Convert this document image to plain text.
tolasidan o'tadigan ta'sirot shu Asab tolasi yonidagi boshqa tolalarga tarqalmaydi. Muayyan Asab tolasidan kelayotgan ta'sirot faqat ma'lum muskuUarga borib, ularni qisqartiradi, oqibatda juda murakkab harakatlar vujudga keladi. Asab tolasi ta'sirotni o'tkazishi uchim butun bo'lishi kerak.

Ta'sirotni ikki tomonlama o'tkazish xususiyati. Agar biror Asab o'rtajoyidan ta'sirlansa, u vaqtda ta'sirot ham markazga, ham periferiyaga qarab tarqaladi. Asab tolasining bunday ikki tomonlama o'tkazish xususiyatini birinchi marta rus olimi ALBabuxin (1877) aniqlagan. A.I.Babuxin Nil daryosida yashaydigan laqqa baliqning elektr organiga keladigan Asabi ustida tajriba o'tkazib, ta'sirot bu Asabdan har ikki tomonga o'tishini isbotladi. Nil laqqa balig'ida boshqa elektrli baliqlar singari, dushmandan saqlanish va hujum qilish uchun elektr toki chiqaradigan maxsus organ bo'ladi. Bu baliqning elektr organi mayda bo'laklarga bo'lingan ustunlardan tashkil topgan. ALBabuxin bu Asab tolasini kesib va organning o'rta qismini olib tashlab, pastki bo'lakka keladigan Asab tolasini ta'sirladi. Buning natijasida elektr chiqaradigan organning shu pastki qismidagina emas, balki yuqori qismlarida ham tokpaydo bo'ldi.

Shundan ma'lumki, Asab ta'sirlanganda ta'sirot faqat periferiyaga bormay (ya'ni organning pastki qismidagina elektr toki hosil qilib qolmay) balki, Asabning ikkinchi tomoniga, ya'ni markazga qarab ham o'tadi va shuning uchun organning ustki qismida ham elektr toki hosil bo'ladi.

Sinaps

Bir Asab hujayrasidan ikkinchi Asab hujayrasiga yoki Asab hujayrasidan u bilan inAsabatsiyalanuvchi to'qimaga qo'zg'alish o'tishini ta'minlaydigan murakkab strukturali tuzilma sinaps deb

****************

EXERCISE GOAL
Search the lines above for the string "qismidagina", then show every one that has it.

PROBLEM SOLUTION
Ta'sirotni ikki tomonlama o'tkazish xususiyati. Agar biror Asab o'rtajoyidan ta'sirlansa, u vaqtda ta'sirot ham markazga, ham periferiyaga qarab tarqaladi. Asab tolasining bunday ikki tomonlama o'tkazish xususiyatini birinchi marta rus olimi ALBabuxin (1877) aniqlagan. A.I.Babuxin Nil daryosida yashaydigan laqqa baliqning elektr organiga keladigan Asabi ustida tajriba o'tkazib, ta'sirot bu Asabdan har ikki tomonga o'tishini isbotladi. Nil laqqa balig'ida boshqa elektrli baliqlar singari, dushmandan saqlanish va hujum qilish uchun elektr toki chiqaradigan maxsus organ bo'ladi. Bu baliqning elektr organi mayda bo'laklarga bo'lingan ustunlardan tashkil topgan. ALBabuxin bu Asab tolasini kesib va organning o'rta qismini olib tashlab, pastki bo'lakka keladigan Asab tolasini ta'sirladi. Buning natijasida elektr chiqaradigan organning shu pastki qismidagina emas, balki yuqori qismlarida ham tokpaydo bo'ldi.
Shundan ma'lumki, Asab ta'sirlanganda ta'sirot faqat periferiyaga bormay (ya'ni organning pastki qismidagina elektr toki hosil qilib qolmay) balki, Asabning ikkinchi tomoniga, ya'ni markazga qarab ham o'tadi va shuning uchun organning ustki qismida ham elektr toki hosil bo'ladi.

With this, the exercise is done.